## [THE DATA]

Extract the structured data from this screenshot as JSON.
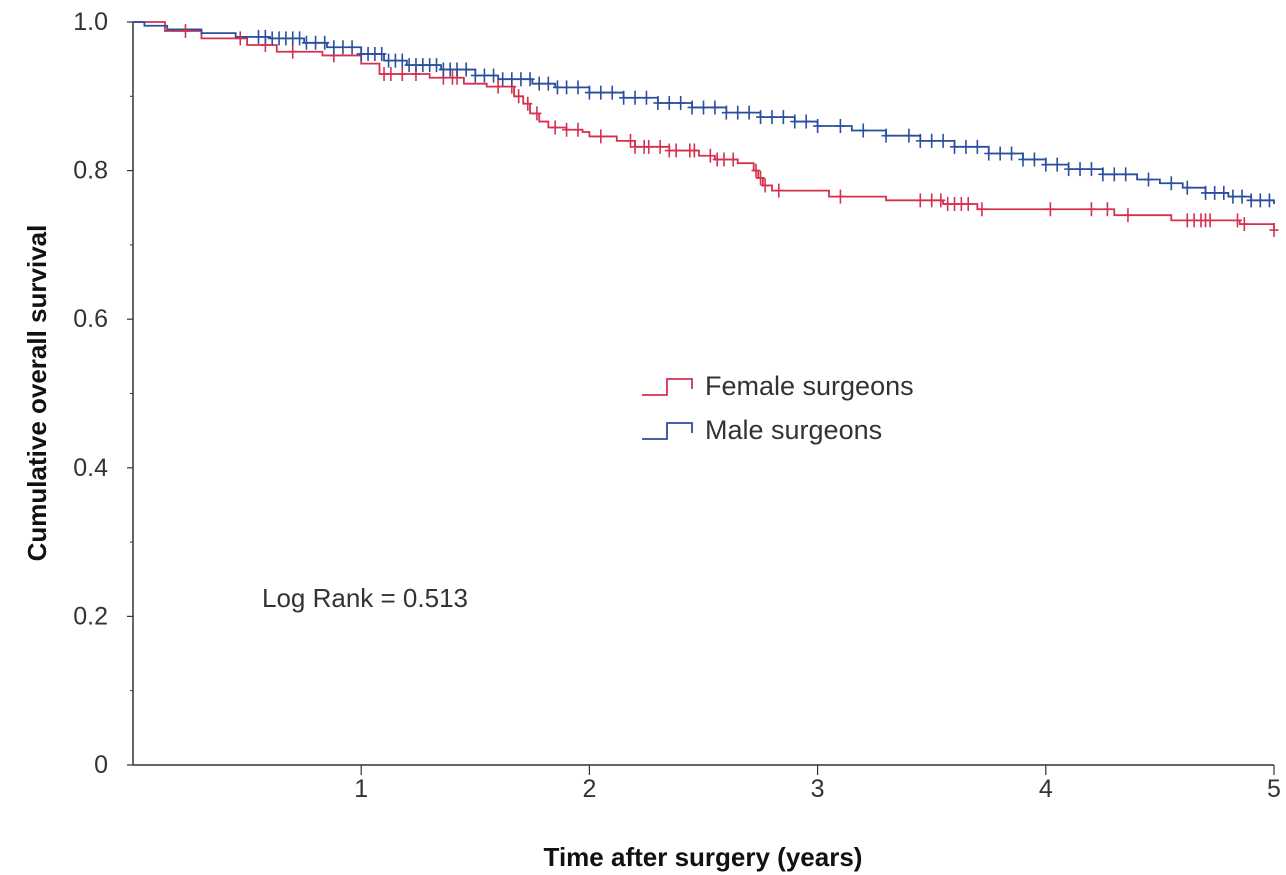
{
  "chart_data": {
    "type": "line",
    "subtype": "kaplan-meier",
    "title": "",
    "xlabel": "Time after surgery (years)",
    "ylabel": "Cumulative overall survival",
    "xlim": [
      0,
      5
    ],
    "ylim": [
      0,
      1.0
    ],
    "x_ticks": [
      1,
      2,
      3,
      4,
      5
    ],
    "y_ticks": [
      0,
      0.2,
      0.4,
      0.6,
      0.8,
      1.0
    ],
    "x_tick_labels": [
      "1",
      "2",
      "3",
      "4",
      "5"
    ],
    "y_tick_labels": [
      "0",
      "0.2",
      "0.4",
      "0.6",
      "0.8",
      "1.0"
    ],
    "grid": false,
    "legend_position": "center-right",
    "annotation": "Log Rank = 0.513",
    "series": [
      {
        "name": "Female surgeons",
        "color": "#d6304f",
        "steps": [
          [
            0.0,
            1.0
          ],
          [
            0.14,
            0.988
          ],
          [
            0.3,
            0.978
          ],
          [
            0.5,
            0.969
          ],
          [
            0.63,
            0.96
          ],
          [
            0.83,
            0.955
          ],
          [
            1.0,
            0.944
          ],
          [
            1.08,
            0.93
          ],
          [
            1.3,
            0.925
          ],
          [
            1.45,
            0.917
          ],
          [
            1.55,
            0.913
          ],
          [
            1.67,
            0.9
          ],
          [
            1.71,
            0.89
          ],
          [
            1.74,
            0.877
          ],
          [
            1.78,
            0.866
          ],
          [
            1.82,
            0.858
          ],
          [
            1.9,
            0.855
          ],
          [
            1.97,
            0.852
          ],
          [
            2.0,
            0.846
          ],
          [
            2.12,
            0.84
          ],
          [
            2.2,
            0.832
          ],
          [
            2.35,
            0.827
          ],
          [
            2.48,
            0.82
          ],
          [
            2.55,
            0.815
          ],
          [
            2.65,
            0.81
          ],
          [
            2.72,
            0.8
          ],
          [
            2.74,
            0.79
          ],
          [
            2.76,
            0.78
          ],
          [
            2.8,
            0.773
          ],
          [
            3.05,
            0.765
          ],
          [
            3.3,
            0.76
          ],
          [
            3.55,
            0.755
          ],
          [
            3.7,
            0.748
          ],
          [
            4.3,
            0.74
          ],
          [
            4.55,
            0.733
          ],
          [
            4.85,
            0.728
          ],
          [
            5.0,
            0.72
          ]
        ],
        "censor_times": [
          0.23,
          0.47,
          0.58,
          0.7,
          0.88,
          1.1,
          1.13,
          1.18,
          1.24,
          1.36,
          1.4,
          1.42,
          1.6,
          1.66,
          1.69,
          1.73,
          1.77,
          1.85,
          1.9,
          1.95,
          2.05,
          2.18,
          2.2,
          2.24,
          2.26,
          2.31,
          2.35,
          2.38,
          2.44,
          2.46,
          2.53,
          2.56,
          2.59,
          2.63,
          2.73,
          2.75,
          2.77,
          2.83,
          3.1,
          3.45,
          3.5,
          3.54,
          3.57,
          3.6,
          3.63,
          3.66,
          3.72,
          4.02,
          4.2,
          4.27,
          4.36,
          4.62,
          4.65,
          4.68,
          4.7,
          4.72,
          4.84,
          4.87,
          5.0
        ]
      },
      {
        "name": "Male surgeons",
        "color": "#2a4f9e",
        "steps": [
          [
            0.0,
            1.0
          ],
          [
            0.05,
            0.995
          ],
          [
            0.15,
            0.99
          ],
          [
            0.3,
            0.985
          ],
          [
            0.45,
            0.98
          ],
          [
            0.6,
            0.978
          ],
          [
            0.75,
            0.972
          ],
          [
            0.85,
            0.966
          ],
          [
            1.0,
            0.957
          ],
          [
            1.1,
            0.948
          ],
          [
            1.2,
            0.942
          ],
          [
            1.35,
            0.936
          ],
          [
            1.5,
            0.928
          ],
          [
            1.6,
            0.923
          ],
          [
            1.75,
            0.917
          ],
          [
            1.85,
            0.912
          ],
          [
            2.0,
            0.905
          ],
          [
            2.15,
            0.898
          ],
          [
            2.3,
            0.891
          ],
          [
            2.45,
            0.885
          ],
          [
            2.6,
            0.878
          ],
          [
            2.75,
            0.872
          ],
          [
            2.9,
            0.866
          ],
          [
            3.0,
            0.86
          ],
          [
            3.15,
            0.854
          ],
          [
            3.3,
            0.847
          ],
          [
            3.45,
            0.84
          ],
          [
            3.6,
            0.832
          ],
          [
            3.75,
            0.823
          ],
          [
            3.9,
            0.815
          ],
          [
            4.0,
            0.808
          ],
          [
            4.1,
            0.802
          ],
          [
            4.25,
            0.795
          ],
          [
            4.4,
            0.788
          ],
          [
            4.5,
            0.783
          ],
          [
            4.6,
            0.777
          ],
          [
            4.7,
            0.77
          ],
          [
            4.8,
            0.765
          ],
          [
            4.9,
            0.76
          ],
          [
            5.0,
            0.755
          ]
        ],
        "censor_times": [
          0.55,
          0.58,
          0.61,
          0.64,
          0.67,
          0.7,
          0.73,
          0.76,
          0.8,
          0.84,
          0.88,
          0.92,
          0.96,
          1.0,
          1.03,
          1.06,
          1.09,
          1.12,
          1.15,
          1.18,
          1.21,
          1.24,
          1.27,
          1.3,
          1.33,
          1.36,
          1.39,
          1.42,
          1.46,
          1.5,
          1.54,
          1.58,
          1.62,
          1.66,
          1.7,
          1.74,
          1.78,
          1.82,
          1.86,
          1.9,
          1.95,
          2.0,
          2.05,
          2.1,
          2.15,
          2.2,
          2.25,
          2.3,
          2.35,
          2.4,
          2.45,
          2.5,
          2.55,
          2.6,
          2.65,
          2.7,
          2.75,
          2.8,
          2.85,
          2.9,
          2.95,
          3.0,
          3.1,
          3.2,
          3.3,
          3.4,
          3.45,
          3.5,
          3.55,
          3.6,
          3.65,
          3.7,
          3.75,
          3.8,
          3.85,
          3.9,
          3.95,
          4.0,
          4.05,
          4.1,
          4.15,
          4.2,
          4.25,
          4.3,
          4.35,
          4.45,
          4.55,
          4.62,
          4.7,
          4.74,
          4.78,
          4.82,
          4.86,
          4.9,
          4.94,
          4.98
        ]
      }
    ]
  }
}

## [DIRECTIONS]
Go through the material above and print all of it exactly, except the pictures.

## [ANSWER FOR THIS EXERCISE]
Extract the structured data from this screenshot as JSON.
{
  "chart_data": {
    "type": "line",
    "subtype": "kaplan-meier",
    "title": "",
    "xlabel": "Time after surgery (years)",
    "ylabel": "Cumulative overall survival",
    "xlim": [
      0,
      5
    ],
    "ylim": [
      0,
      1.0
    ],
    "x_ticks": [
      1,
      2,
      3,
      4,
      5
    ],
    "y_ticks": [
      0,
      0.2,
      0.4,
      0.6,
      0.8,
      1.0
    ],
    "x_tick_labels": [
      "1",
      "2",
      "3",
      "4",
      "5"
    ],
    "y_tick_labels": [
      "0",
      "0.2",
      "0.4",
      "0.6",
      "0.8",
      "1.0"
    ],
    "grid": false,
    "legend_position": "center-right",
    "annotation": "Log Rank = 0.513",
    "series": [
      {
        "name": "Female surgeons",
        "color": "#d6304f",
        "steps": [
          [
            0.0,
            1.0
          ],
          [
            0.14,
            0.988
          ],
          [
            0.3,
            0.978
          ],
          [
            0.5,
            0.969
          ],
          [
            0.63,
            0.96
          ],
          [
            0.83,
            0.955
          ],
          [
            1.0,
            0.944
          ],
          [
            1.08,
            0.93
          ],
          [
            1.3,
            0.925
          ],
          [
            1.45,
            0.917
          ],
          [
            1.55,
            0.913
          ],
          [
            1.67,
            0.9
          ],
          [
            1.71,
            0.89
          ],
          [
            1.74,
            0.877
          ],
          [
            1.78,
            0.866
          ],
          [
            1.82,
            0.858
          ],
          [
            1.9,
            0.855
          ],
          [
            1.97,
            0.852
          ],
          [
            2.0,
            0.846
          ],
          [
            2.12,
            0.84
          ],
          [
            2.2,
            0.832
          ],
          [
            2.35,
            0.827
          ],
          [
            2.48,
            0.82
          ],
          [
            2.55,
            0.815
          ],
          [
            2.65,
            0.81
          ],
          [
            2.72,
            0.8
          ],
          [
            2.74,
            0.79
          ],
          [
            2.76,
            0.78
          ],
          [
            2.8,
            0.773
          ],
          [
            3.05,
            0.765
          ],
          [
            3.3,
            0.76
          ],
          [
            3.55,
            0.755
          ],
          [
            3.7,
            0.748
          ],
          [
            4.3,
            0.74
          ],
          [
            4.55,
            0.733
          ],
          [
            4.85,
            0.728
          ],
          [
            5.0,
            0.72
          ]
        ],
        "censor_times": [
          0.23,
          0.47,
          0.58,
          0.7,
          0.88,
          1.1,
          1.13,
          1.18,
          1.24,
          1.36,
          1.4,
          1.42,
          1.6,
          1.66,
          1.69,
          1.73,
          1.77,
          1.85,
          1.9,
          1.95,
          2.05,
          2.18,
          2.2,
          2.24,
          2.26,
          2.31,
          2.35,
          2.38,
          2.44,
          2.46,
          2.53,
          2.56,
          2.59,
          2.63,
          2.73,
          2.75,
          2.77,
          2.83,
          3.1,
          3.45,
          3.5,
          3.54,
          3.57,
          3.6,
          3.63,
          3.66,
          3.72,
          4.02,
          4.2,
          4.27,
          4.36,
          4.62,
          4.65,
          4.68,
          4.7,
          4.72,
          4.84,
          4.87,
          5.0
        ]
      },
      {
        "name": "Male surgeons",
        "color": "#2a4f9e",
        "steps": [
          [
            0.0,
            1.0
          ],
          [
            0.05,
            0.995
          ],
          [
            0.15,
            0.99
          ],
          [
            0.3,
            0.985
          ],
          [
            0.45,
            0.98
          ],
          [
            0.6,
            0.978
          ],
          [
            0.75,
            0.972
          ],
          [
            0.85,
            0.966
          ],
          [
            1.0,
            0.957
          ],
          [
            1.1,
            0.948
          ],
          [
            1.2,
            0.942
          ],
          [
            1.35,
            0.936
          ],
          [
            1.5,
            0.928
          ],
          [
            1.6,
            0.923
          ],
          [
            1.75,
            0.917
          ],
          [
            1.85,
            0.912
          ],
          [
            2.0,
            0.905
          ],
          [
            2.15,
            0.898
          ],
          [
            2.3,
            0.891
          ],
          [
            2.45,
            0.885
          ],
          [
            2.6,
            0.878
          ],
          [
            2.75,
            0.872
          ],
          [
            2.9,
            0.866
          ],
          [
            3.0,
            0.86
          ],
          [
            3.15,
            0.854
          ],
          [
            3.3,
            0.847
          ],
          [
            3.45,
            0.84
          ],
          [
            3.6,
            0.832
          ],
          [
            3.75,
            0.823
          ],
          [
            3.9,
            0.815
          ],
          [
            4.0,
            0.808
          ],
          [
            4.1,
            0.802
          ],
          [
            4.25,
            0.795
          ],
          [
            4.4,
            0.788
          ],
          [
            4.5,
            0.783
          ],
          [
            4.6,
            0.777
          ],
          [
            4.7,
            0.77
          ],
          [
            4.8,
            0.765
          ],
          [
            4.9,
            0.76
          ],
          [
            5.0,
            0.755
          ]
        ],
        "censor_times": [
          0.55,
          0.58,
          0.61,
          0.64,
          0.67,
          0.7,
          0.73,
          0.76,
          0.8,
          0.84,
          0.88,
          0.92,
          0.96,
          1.0,
          1.03,
          1.06,
          1.09,
          1.12,
          1.15,
          1.18,
          1.21,
          1.24,
          1.27,
          1.3,
          1.33,
          1.36,
          1.39,
          1.42,
          1.46,
          1.5,
          1.54,
          1.58,
          1.62,
          1.66,
          1.7,
          1.74,
          1.78,
          1.82,
          1.86,
          1.9,
          1.95,
          2.0,
          2.05,
          2.1,
          2.15,
          2.2,
          2.25,
          2.3,
          2.35,
          2.4,
          2.45,
          2.5,
          2.55,
          2.6,
          2.65,
          2.7,
          2.75,
          2.8,
          2.85,
          2.9,
          2.95,
          3.0,
          3.1,
          3.2,
          3.3,
          3.4,
          3.45,
          3.5,
          3.55,
          3.6,
          3.65,
          3.7,
          3.75,
          3.8,
          3.85,
          3.9,
          3.95,
          4.0,
          4.05,
          4.1,
          4.15,
          4.2,
          4.25,
          4.3,
          4.35,
          4.45,
          4.55,
          4.62,
          4.7,
          4.74,
          4.78,
          4.82,
          4.86,
          4.9,
          4.94,
          4.98
        ]
      }
    ]
  }
}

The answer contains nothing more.